Omit the pictures, then reproduce every remaining record exactly.
##### ENTRIES #####
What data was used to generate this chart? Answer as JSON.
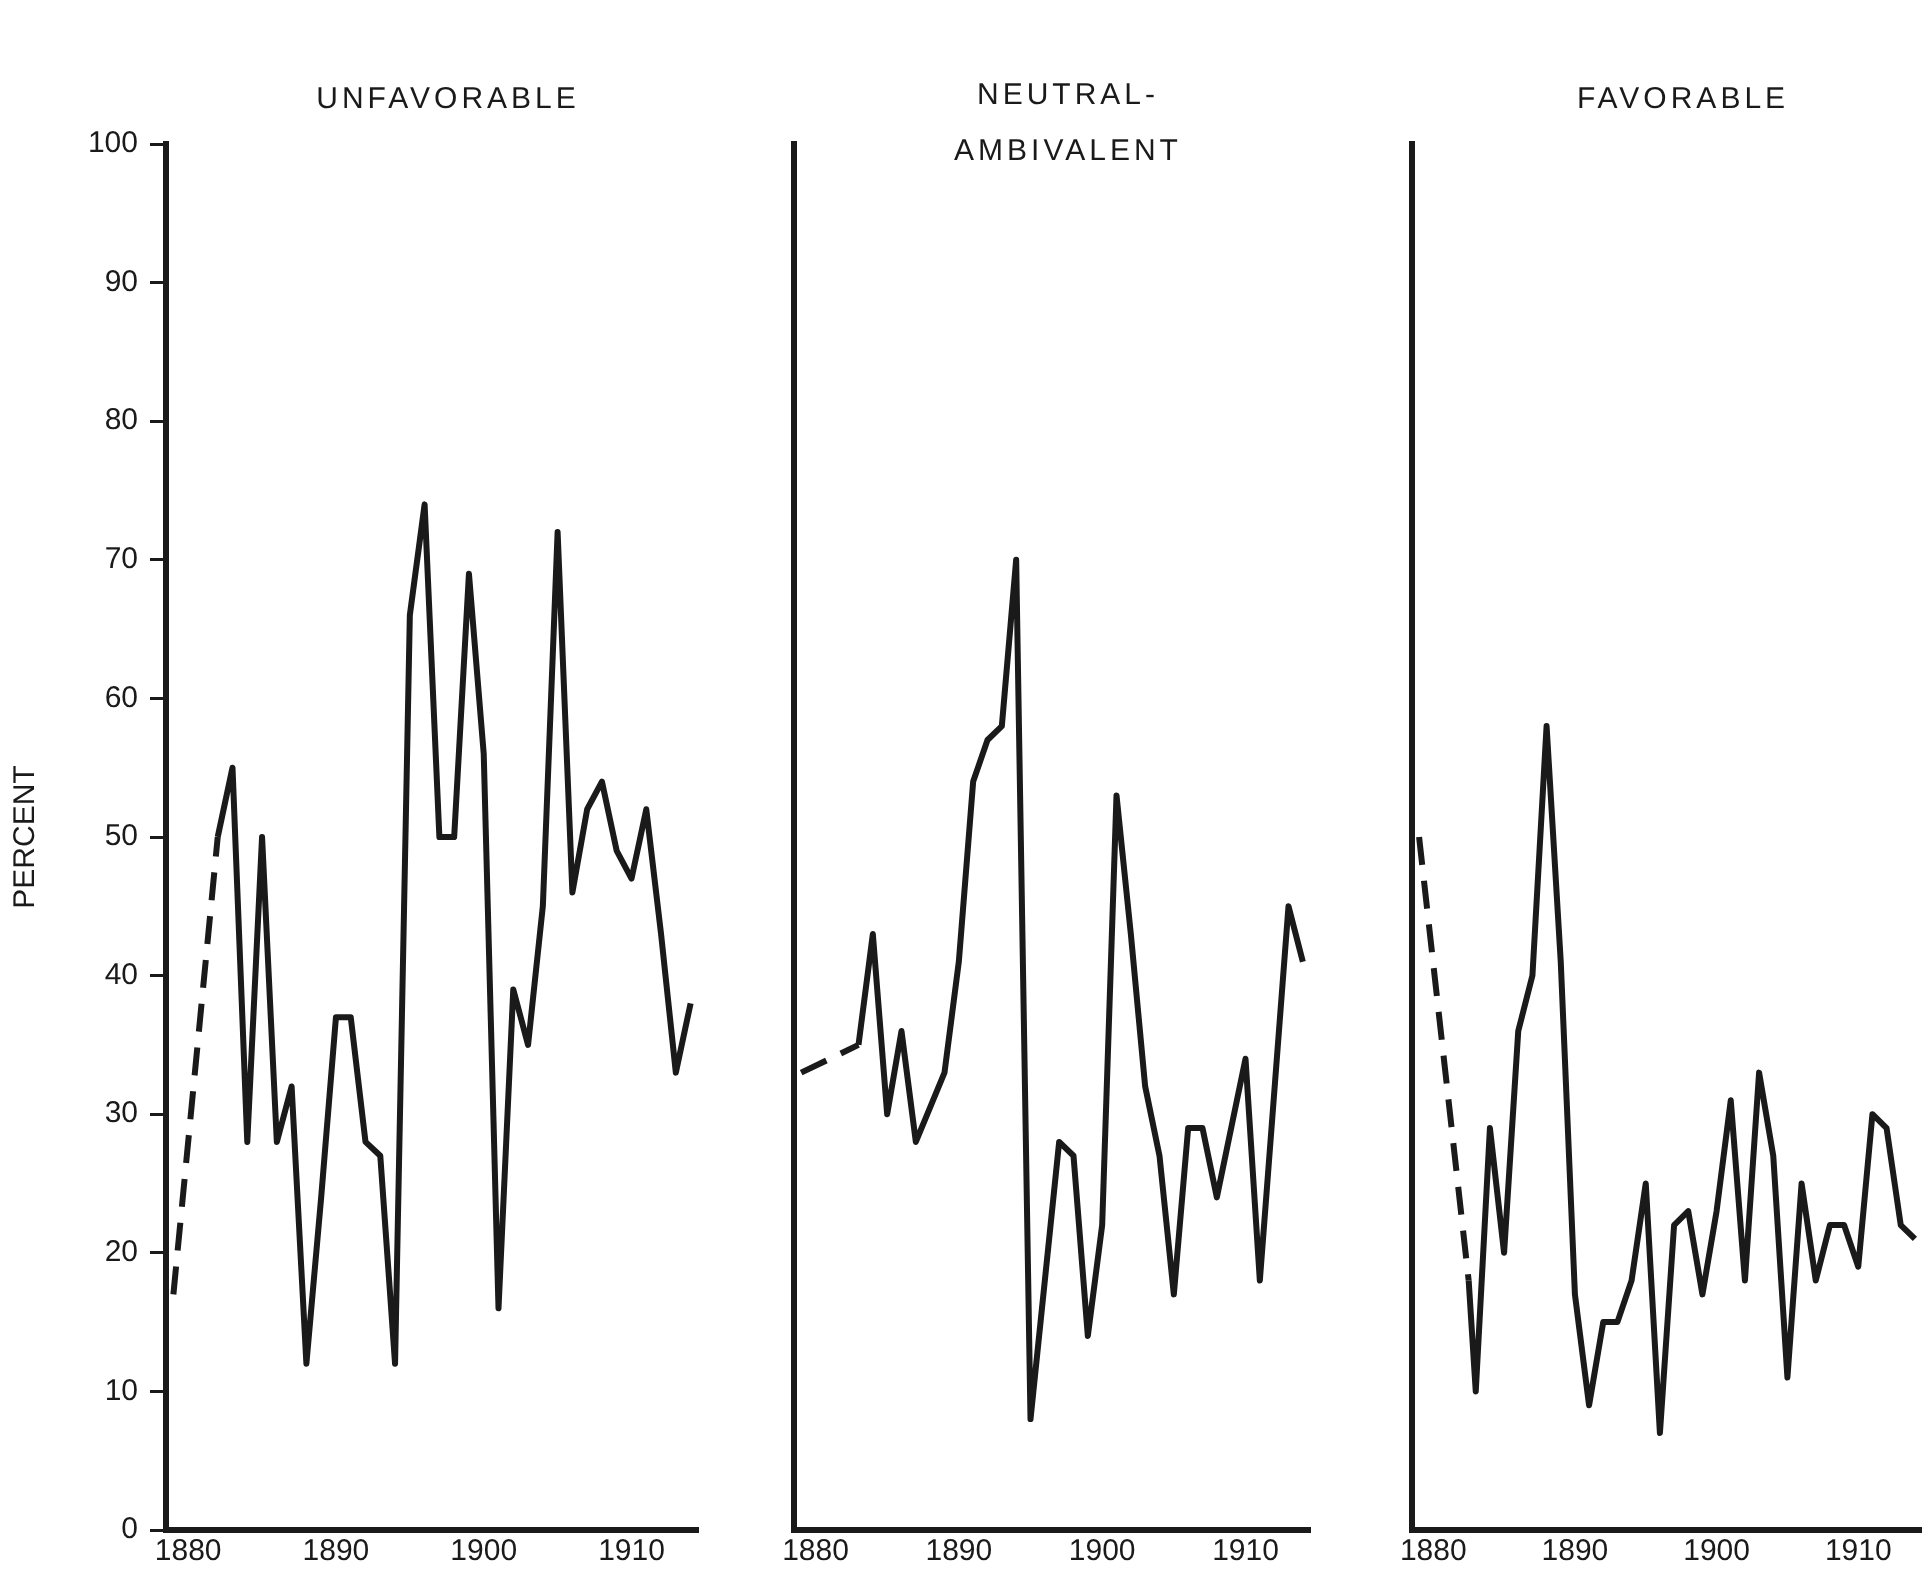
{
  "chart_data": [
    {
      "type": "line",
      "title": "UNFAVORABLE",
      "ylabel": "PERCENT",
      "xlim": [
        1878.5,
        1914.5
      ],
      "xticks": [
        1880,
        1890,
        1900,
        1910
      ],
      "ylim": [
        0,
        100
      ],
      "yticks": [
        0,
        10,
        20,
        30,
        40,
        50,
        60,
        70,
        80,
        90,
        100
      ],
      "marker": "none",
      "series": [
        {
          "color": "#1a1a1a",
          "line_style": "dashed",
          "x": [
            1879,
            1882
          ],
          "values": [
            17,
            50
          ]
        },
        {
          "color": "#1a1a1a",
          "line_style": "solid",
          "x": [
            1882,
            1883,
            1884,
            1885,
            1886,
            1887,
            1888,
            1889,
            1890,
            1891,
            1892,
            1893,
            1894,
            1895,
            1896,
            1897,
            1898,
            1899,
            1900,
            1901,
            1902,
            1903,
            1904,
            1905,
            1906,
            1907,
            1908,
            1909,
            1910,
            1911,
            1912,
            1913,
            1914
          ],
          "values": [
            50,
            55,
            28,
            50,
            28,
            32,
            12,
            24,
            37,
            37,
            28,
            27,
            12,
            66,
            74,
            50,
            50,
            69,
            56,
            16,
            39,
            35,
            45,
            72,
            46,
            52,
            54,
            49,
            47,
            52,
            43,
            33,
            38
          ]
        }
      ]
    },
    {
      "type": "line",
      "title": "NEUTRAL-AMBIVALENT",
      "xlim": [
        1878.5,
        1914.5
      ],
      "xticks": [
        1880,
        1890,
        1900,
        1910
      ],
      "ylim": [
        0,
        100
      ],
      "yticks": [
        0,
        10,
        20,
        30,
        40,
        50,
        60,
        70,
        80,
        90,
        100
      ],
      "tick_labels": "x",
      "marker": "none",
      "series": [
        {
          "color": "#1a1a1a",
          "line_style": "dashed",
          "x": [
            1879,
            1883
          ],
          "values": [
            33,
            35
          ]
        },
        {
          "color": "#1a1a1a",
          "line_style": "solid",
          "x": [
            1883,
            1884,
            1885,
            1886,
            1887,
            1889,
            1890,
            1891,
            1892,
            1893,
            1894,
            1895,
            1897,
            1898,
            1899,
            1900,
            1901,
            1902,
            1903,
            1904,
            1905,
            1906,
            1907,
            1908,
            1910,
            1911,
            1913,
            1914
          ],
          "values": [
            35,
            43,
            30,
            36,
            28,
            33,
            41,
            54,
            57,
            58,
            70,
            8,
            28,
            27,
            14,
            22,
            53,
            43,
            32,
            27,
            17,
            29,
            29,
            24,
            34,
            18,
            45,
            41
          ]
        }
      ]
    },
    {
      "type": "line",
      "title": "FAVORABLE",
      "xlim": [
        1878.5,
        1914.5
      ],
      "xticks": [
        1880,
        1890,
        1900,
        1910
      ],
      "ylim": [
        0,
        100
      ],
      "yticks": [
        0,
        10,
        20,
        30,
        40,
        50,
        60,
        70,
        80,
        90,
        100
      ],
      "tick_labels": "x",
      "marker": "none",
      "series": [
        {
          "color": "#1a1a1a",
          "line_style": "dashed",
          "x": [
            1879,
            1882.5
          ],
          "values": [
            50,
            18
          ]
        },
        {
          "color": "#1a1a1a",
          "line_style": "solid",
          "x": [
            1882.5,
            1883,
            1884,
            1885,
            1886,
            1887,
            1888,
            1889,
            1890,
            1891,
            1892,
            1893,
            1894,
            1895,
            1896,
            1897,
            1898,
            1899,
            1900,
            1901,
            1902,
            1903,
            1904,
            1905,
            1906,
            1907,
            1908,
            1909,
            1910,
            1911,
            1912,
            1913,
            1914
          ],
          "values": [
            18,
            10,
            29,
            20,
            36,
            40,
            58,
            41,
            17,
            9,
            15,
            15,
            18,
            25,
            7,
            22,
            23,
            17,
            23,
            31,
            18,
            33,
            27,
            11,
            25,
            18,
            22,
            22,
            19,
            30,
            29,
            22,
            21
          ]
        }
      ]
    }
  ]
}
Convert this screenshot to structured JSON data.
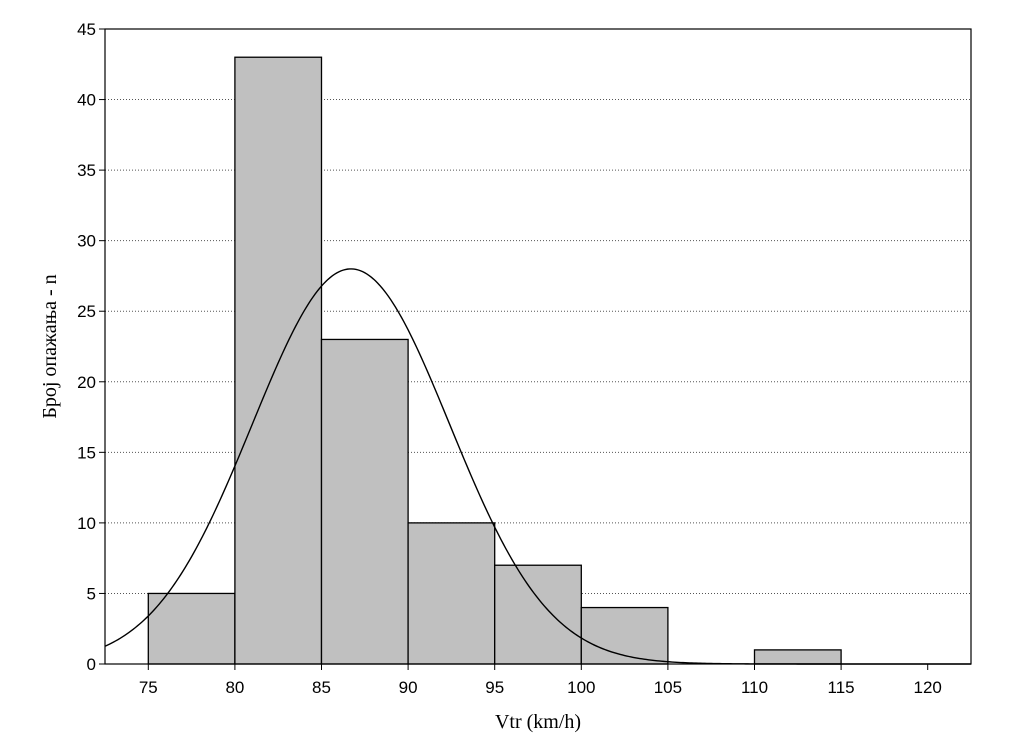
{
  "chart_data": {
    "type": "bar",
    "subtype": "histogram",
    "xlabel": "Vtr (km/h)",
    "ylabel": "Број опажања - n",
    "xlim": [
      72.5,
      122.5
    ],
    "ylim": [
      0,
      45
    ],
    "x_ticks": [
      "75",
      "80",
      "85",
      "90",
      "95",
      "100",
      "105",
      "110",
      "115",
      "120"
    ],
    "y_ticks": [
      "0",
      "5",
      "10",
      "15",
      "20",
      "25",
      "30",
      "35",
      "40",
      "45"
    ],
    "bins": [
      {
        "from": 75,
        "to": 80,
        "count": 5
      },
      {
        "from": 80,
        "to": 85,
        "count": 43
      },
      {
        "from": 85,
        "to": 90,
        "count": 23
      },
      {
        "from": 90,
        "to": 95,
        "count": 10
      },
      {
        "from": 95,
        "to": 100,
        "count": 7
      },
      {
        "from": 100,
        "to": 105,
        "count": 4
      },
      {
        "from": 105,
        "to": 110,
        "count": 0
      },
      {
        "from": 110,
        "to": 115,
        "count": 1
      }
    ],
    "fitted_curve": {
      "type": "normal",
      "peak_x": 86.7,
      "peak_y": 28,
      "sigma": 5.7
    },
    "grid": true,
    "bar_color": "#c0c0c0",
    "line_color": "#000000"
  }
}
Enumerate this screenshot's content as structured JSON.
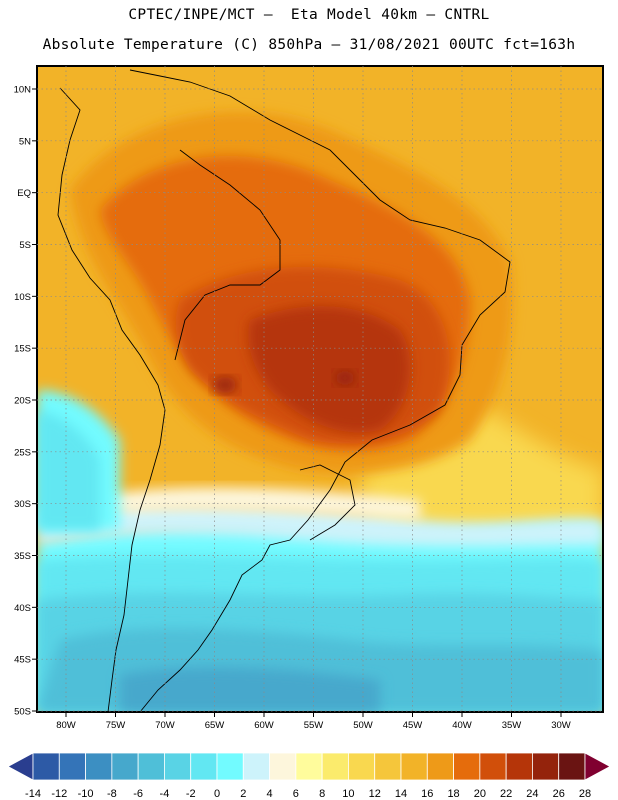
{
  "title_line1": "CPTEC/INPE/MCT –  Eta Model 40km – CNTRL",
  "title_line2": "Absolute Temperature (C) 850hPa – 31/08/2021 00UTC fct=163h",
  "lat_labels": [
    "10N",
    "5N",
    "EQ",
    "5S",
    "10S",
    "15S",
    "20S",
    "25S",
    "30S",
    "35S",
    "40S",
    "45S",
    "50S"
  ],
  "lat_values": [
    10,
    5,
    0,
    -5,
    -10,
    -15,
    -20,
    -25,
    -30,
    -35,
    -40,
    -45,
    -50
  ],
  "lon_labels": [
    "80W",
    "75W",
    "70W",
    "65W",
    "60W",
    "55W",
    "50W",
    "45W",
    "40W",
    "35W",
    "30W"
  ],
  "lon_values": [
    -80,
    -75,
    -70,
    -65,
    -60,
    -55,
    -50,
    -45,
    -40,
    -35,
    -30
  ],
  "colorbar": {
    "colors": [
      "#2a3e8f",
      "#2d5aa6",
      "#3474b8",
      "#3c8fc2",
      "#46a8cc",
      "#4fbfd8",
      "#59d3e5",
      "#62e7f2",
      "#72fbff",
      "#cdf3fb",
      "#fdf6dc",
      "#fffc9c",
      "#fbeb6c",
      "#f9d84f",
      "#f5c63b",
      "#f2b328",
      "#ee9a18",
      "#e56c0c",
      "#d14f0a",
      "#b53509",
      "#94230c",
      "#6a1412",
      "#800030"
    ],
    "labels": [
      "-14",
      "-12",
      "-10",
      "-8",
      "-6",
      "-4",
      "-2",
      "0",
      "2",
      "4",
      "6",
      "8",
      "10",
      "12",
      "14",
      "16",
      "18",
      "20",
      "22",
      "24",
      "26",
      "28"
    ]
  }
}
#####
ANSWER TO THIS TASK
What data was used to generate this chart? Answer as JSON.
{
  "chart_data": [
    {
      "type": "line",
      "title": "UNFAVORABLE",
      "ylabel": "PERCENT",
      "xlim": [
        1878.5,
        1914.5
      ],
      "xticks": [
        1880,
        1890,
        1900,
        1910
      ],
      "ylim": [
        0,
        100
      ],
      "yticks": [
        0,
        10,
        20,
        30,
        40,
        50,
        60,
        70,
        80,
        90,
        100
      ],
      "marker": "none",
      "series": [
        {
          "color": "#1a1a1a",
          "line_style": "dashed",
          "x": [
            1879,
            1882
          ],
          "values": [
            17,
            50
          ]
        },
        {
          "color": "#1a1a1a",
          "line_style": "solid",
          "x": [
            1882,
            1883,
            1884,
            1885,
            1886,
            1887,
            1888,
            1889,
            1890,
            1891,
            1892,
            1893,
            1894,
            1895,
            1896,
            1897,
            1898,
            1899,
            1900,
            1901,
            1902,
            1903,
            1904,
            1905,
            1906,
            1907,
            1908,
            1909,
            1910,
            1911,
            1912,
            1913,
            1914
          ],
          "values": [
            50,
            55,
            28,
            50,
            28,
            32,
            12,
            24,
            37,
            37,
            28,
            27,
            12,
            66,
            74,
            50,
            50,
            69,
            56,
            16,
            39,
            35,
            45,
            72,
            46,
            52,
            54,
            49,
            47,
            52,
            43,
            33,
            38
          ]
        }
      ]
    },
    {
      "type": "line",
      "title": "NEUTRAL-AMBIVALENT",
      "xlim": [
        1878.5,
        1914.5
      ],
      "xticks": [
        1880,
        1890,
        1900,
        1910
      ],
      "ylim": [
        0,
        100
      ],
      "yticks": [
        0,
        10,
        20,
        30,
        40,
        50,
        60,
        70,
        80,
        90,
        100
      ],
      "tick_labels": "x",
      "marker": "none",
      "series": [
        {
          "color": "#1a1a1a",
          "line_style": "dashed",
          "x": [
            1879,
            1883
          ],
          "values": [
            33,
            35
          ]
        },
        {
          "color": "#1a1a1a",
          "line_style": "solid",
          "x": [
            1883,
            1884,
            1885,
            1886,
            1887,
            1889,
            1890,
            1891,
            1892,
            1893,
            1894,
            1895,
            1897,
            1898,
            1899,
            1900,
            1901,
            1902,
            1903,
            1904,
            1905,
            1906,
            1907,
            1908,
            1910,
            1911,
            1913,
            1914
          ],
          "values": [
            35,
            43,
            30,
            36,
            28,
            33,
            41,
            54,
            57,
            58,
            70,
            8,
            28,
            27,
            14,
            22,
            53,
            43,
            32,
            27,
            17,
            29,
            29,
            24,
            34,
            18,
            45,
            41
          ]
        }
      ]
    },
    {
      "type": "line",
      "title": "FAVORABLE",
      "xlim": [
        1878.5,
        1914.5
      ],
      "xticks": [
        1880,
        1890,
        1900,
        1910
      ],
      "ylim": [
        0,
        100
      ],
      "yticks": [
        0,
        10,
        20,
        30,
        40,
        50,
        60,
        70,
        80,
        90,
        100
      ],
      "tick_labels": "x",
      "marker": "none",
      "series": [
        {
          "color": "#1a1a1a",
          "line_style": "dashed",
          "x": [
            1879,
            1882.5
          ],
          "values": [
            50,
            18
          ]
        },
        {
          "color": "#1a1a1a",
          "line_style": "solid",
          "x": [
            1882.5,
            1883,
            1884,
            1885,
            1886,
            1887,
            1888,
            1889,
            1890,
            1891,
            1892,
            1893,
            1894,
            1895,
            1896,
            1897,
            1898,
            1899,
            1900,
            1901,
            1902,
            1903,
            1904,
            1905,
            1906,
            1907,
            1908,
            1909,
            1910,
            1911,
            1912,
            1913,
            1914
          ],
          "values": [
            18,
            10,
            29,
            20,
            36,
            40,
            58,
            41,
            17,
            9,
            15,
            15,
            18,
            25,
            7,
            22,
            23,
            17,
            23,
            31,
            18,
            33,
            27,
            11,
            25,
            18,
            22,
            22,
            19,
            30,
            29,
            22,
            21
          ]
        }
      ]
    }
  ]
}
Convert this screenshot to structured JSON data.
{
  "chart_data": {
    "type": "bar",
    "subtype": "histogram",
    "xlabel": "Vtr (km/h)",
    "ylabel": "Број опажања - n",
    "xlim": [
      72.5,
      122.5
    ],
    "ylim": [
      0,
      45
    ],
    "x_ticks": [
      "75",
      "80",
      "85",
      "90",
      "95",
      "100",
      "105",
      "110",
      "115",
      "120"
    ],
    "y_ticks": [
      "0",
      "5",
      "10",
      "15",
      "20",
      "25",
      "30",
      "35",
      "40",
      "45"
    ],
    "bins": [
      {
        "from": 75,
        "to": 80,
        "count": 5
      },
      {
        "from": 80,
        "to": 85,
        "count": 43
      },
      {
        "from": 85,
        "to": 90,
        "count": 23
      },
      {
        "from": 90,
        "to": 95,
        "count": 10
      },
      {
        "from": 95,
        "to": 100,
        "count": 7
      },
      {
        "from": 100,
        "to": 105,
        "count": 4
      },
      {
        "from": 105,
        "to": 110,
        "count": 0
      },
      {
        "from": 110,
        "to": 115,
        "count": 1
      }
    ],
    "fitted_curve": {
      "type": "normal",
      "peak_x": 86.7,
      "peak_y": 28,
      "sigma": 5.7
    },
    "grid": true,
    "bar_color": "#c0c0c0",
    "line_color": "#000000"
  }
}
Enumerate this screenshot's content as structured JSON.
{
  "title_line1": "CPTEC/INPE/MCT –  Eta Model 40km – CNTRL",
  "title_line2": "Absolute Temperature (C) 850hPa – 31/08/2021 00UTC fct=163h",
  "lat_labels": [
    "10N",
    "5N",
    "EQ",
    "5S",
    "10S",
    "15S",
    "20S",
    "25S",
    "30S",
    "35S",
    "40S",
    "45S",
    "50S"
  ],
  "lat_values": [
    10,
    5,
    0,
    -5,
    -10,
    -15,
    -20,
    -25,
    -30,
    -35,
    -40,
    -45,
    -50
  ],
  "lon_labels": [
    "80W",
    "75W",
    "70W",
    "65W",
    "60W",
    "55W",
    "50W",
    "45W",
    "40W",
    "35W",
    "30W"
  ],
  "lon_values": [
    -80,
    -75,
    -70,
    -65,
    -60,
    -55,
    -50,
    -45,
    -40,
    -35,
    -30
  ],
  "colorbar": {
    "colors": [
      "#2a3e8f",
      "#2d5aa6",
      "#3474b8",
      "#3c8fc2",
      "#46a8cc",
      "#4fbfd8",
      "#59d3e5",
      "#62e7f2",
      "#72fbff",
      "#cdf3fb",
      "#fdf6dc",
      "#fffc9c",
      "#fbeb6c",
      "#f9d84f",
      "#f5c63b",
      "#f2b328",
      "#ee9a18",
      "#e56c0c",
      "#d14f0a",
      "#b53509",
      "#94230c",
      "#6a1412",
      "#800030"
    ],
    "labels": [
      "-14",
      "-12",
      "-10",
      "-8",
      "-6",
      "-4",
      "-2",
      "0",
      "2",
      "4",
      "6",
      "8",
      "10",
      "12",
      "14",
      "16",
      "18",
      "20",
      "22",
      "24",
      "26",
      "28"
    ]
  }
}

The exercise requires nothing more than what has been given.